= To be done =
Would you quote the material below in full and unchanged?

[Entries with figure data]
==========

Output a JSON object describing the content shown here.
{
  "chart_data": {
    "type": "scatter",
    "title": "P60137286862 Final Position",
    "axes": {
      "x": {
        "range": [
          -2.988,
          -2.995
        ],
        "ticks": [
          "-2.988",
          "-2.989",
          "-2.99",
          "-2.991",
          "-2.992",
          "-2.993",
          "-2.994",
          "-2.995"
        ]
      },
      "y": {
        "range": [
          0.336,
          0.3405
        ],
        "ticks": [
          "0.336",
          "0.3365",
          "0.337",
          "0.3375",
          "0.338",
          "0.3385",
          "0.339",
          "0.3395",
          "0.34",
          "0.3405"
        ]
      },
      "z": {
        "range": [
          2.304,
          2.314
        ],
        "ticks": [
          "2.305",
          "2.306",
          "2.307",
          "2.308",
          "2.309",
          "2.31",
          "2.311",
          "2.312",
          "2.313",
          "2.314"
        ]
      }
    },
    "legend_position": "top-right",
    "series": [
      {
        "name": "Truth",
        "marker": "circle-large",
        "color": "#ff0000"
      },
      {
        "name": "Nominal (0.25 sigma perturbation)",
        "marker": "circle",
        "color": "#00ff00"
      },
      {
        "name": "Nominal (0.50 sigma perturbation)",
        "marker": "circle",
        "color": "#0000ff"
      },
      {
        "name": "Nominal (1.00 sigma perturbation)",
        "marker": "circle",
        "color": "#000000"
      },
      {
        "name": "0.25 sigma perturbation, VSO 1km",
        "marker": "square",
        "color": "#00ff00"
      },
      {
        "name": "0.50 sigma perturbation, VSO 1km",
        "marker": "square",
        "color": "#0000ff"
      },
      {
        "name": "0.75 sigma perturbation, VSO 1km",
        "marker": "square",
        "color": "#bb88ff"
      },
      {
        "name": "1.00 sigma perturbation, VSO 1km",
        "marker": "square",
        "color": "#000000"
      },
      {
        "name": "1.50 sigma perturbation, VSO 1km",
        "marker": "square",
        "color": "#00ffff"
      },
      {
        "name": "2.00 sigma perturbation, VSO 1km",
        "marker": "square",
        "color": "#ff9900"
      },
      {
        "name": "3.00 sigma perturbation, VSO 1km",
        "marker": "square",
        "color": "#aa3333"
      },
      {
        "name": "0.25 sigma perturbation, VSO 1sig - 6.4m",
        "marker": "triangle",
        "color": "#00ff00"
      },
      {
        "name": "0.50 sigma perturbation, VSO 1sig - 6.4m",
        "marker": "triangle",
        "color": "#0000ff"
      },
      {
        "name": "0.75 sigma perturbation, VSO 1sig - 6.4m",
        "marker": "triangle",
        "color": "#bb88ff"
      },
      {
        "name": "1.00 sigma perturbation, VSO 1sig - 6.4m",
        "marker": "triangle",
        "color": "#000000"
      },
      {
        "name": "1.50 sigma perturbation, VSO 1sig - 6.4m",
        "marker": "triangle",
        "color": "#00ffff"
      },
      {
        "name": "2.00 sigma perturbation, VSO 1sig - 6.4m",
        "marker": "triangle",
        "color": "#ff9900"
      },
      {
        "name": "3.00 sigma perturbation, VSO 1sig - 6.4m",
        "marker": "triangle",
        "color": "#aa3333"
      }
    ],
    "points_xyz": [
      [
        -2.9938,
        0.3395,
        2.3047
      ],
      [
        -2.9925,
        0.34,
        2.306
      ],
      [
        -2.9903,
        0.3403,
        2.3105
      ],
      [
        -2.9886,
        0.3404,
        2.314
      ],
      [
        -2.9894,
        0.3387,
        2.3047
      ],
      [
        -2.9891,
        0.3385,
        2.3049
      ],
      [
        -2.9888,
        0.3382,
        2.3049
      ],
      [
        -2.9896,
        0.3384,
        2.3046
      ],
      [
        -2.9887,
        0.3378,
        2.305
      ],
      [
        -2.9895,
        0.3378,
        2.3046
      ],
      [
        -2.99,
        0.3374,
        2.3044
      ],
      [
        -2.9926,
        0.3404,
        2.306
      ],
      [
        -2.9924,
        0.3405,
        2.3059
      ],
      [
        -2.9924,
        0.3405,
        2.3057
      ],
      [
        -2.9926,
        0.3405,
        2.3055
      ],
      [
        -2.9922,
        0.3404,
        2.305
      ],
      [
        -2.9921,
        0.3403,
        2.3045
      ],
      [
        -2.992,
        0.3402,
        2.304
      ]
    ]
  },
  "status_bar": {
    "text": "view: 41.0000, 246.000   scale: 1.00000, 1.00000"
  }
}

==========

= Exercise answer =
Output a JSON object describing the content shown here.
{
  "chart_data": {
    "type": "scatter",
    "title": "P60137286862 Final Position",
    "axes": {
      "x": {
        "range": [
          -2.988,
          -2.995
        ],
        "ticks": [
          "-2.988",
          "-2.989",
          "-2.99",
          "-2.991",
          "-2.992",
          "-2.993",
          "-2.994",
          "-2.995"
        ]
      },
      "y": {
        "range": [
          0.336,
          0.3405
        ],
        "ticks": [
          "0.336",
          "0.3365",
          "0.337",
          "0.3375",
          "0.338",
          "0.3385",
          "0.339",
          "0.3395",
          "0.34",
          "0.3405"
        ]
      },
      "z": {
        "range": [
          2.304,
          2.314
        ],
        "ticks": [
          "2.305",
          "2.306",
          "2.307",
          "2.308",
          "2.309",
          "2.31",
          "2.311",
          "2.312",
          "2.313",
          "2.314"
        ]
      }
    },
    "legend_position": "top-right",
    "series": [
      {
        "name": "Truth",
        "marker": "circle-large",
        "color": "#ff0000"
      },
      {
        "name": "Nominal (0.25 sigma perturbation)",
        "marker": "circle",
        "color": "#00ff00"
      },
      {
        "name": "Nominal (0.50 sigma perturbation)",
        "marker": "circle",
        "color": "#0000ff"
      },
      {
        "name": "Nominal (1.00 sigma perturbation)",
        "marker": "circle",
        "color": "#000000"
      },
      {
        "name": "0.25 sigma perturbation, VSO 1km",
        "marker": "square",
        "color": "#00ff00"
      },
      {
        "name": "0.50 sigma perturbation, VSO 1km",
        "marker": "square",
        "color": "#0000ff"
      },
      {
        "name": "0.75 sigma perturbation, VSO 1km",
        "marker": "square",
        "color": "#bb88ff"
      },
      {
        "name": "1.00 sigma perturbation, VSO 1km",
        "marker": "square",
        "color": "#000000"
      },
      {
        "name": "1.50 sigma perturbation, VSO 1km",
        "marker": "square",
        "color": "#00ffff"
      },
      {
        "name": "2.00 sigma perturbation, VSO 1km",
        "marker": "square",
        "color": "#ff9900"
      },
      {
        "name": "3.00 sigma perturbation, VSO 1km",
        "marker": "square",
        "color": "#aa3333"
      },
      {
        "name": "0.25 sigma perturbation, VSO 1sig - 6.4m",
        "marker": "triangle",
        "color": "#00ff00"
      },
      {
        "name": "0.50 sigma perturbation, VSO 1sig - 6.4m",
        "marker": "triangle",
        "color": "#0000ff"
      },
      {
        "name": "0.75 sigma perturbation, VSO 1sig - 6.4m",
        "marker": "triangle",
        "color": "#bb88ff"
      },
      {
        "name": "1.00 sigma perturbation, VSO 1sig - 6.4m",
        "marker": "triangle",
        "color": "#000000"
      },
      {
        "name": "1.50 sigma perturbation, VSO 1sig - 6.4m",
        "marker": "triangle",
        "color": "#00ffff"
      },
      {
        "name": "2.00 sigma perturbation, VSO 1sig - 6.4m",
        "marker": "triangle",
        "color": "#ff9900"
      },
      {
        "name": "3.00 sigma perturbation, VSO 1sig - 6.4m",
        "marker": "triangle",
        "color": "#aa3333"
      }
    ],
    "points_xyz": [
      [
        -2.9938,
        0.3395,
        2.3047
      ],
      [
        -2.9925,
        0.34,
        2.306
      ],
      [
        -2.9903,
        0.3403,
        2.3105
      ],
      [
        -2.9886,
        0.3404,
        2.314
      ],
      [
        -2.9894,
        0.3387,
        2.3047
      ],
      [
        -2.9891,
        0.3385,
        2.3049
      ],
      [
        -2.9888,
        0.3382,
        2.3049
      ],
      [
        -2.9896,
        0.3384,
        2.3046
      ],
      [
        -2.9887,
        0.3378,
        2.305
      ],
      [
        -2.9895,
        0.3378,
        2.3046
      ],
      [
        -2.99,
        0.3374,
        2.3044
      ],
      [
        -2.9926,
        0.3404,
        2.306
      ],
      [
        -2.9924,
        0.3405,
        2.3059
      ],
      [
        -2.9924,
        0.3405,
        2.3057
      ],
      [
        -2.9926,
        0.3405,
        2.3055
      ],
      [
        -2.9922,
        0.3404,
        2.305
      ],
      [
        -2.9921,
        0.3403,
        2.3045
      ],
      [
        -2.992,
        0.3402,
        2.304
      ]
    ]
  },
  "status_bar": {
    "text": "view: 41.0000, 246.000   scale: 1.00000, 1.00000"
  }
}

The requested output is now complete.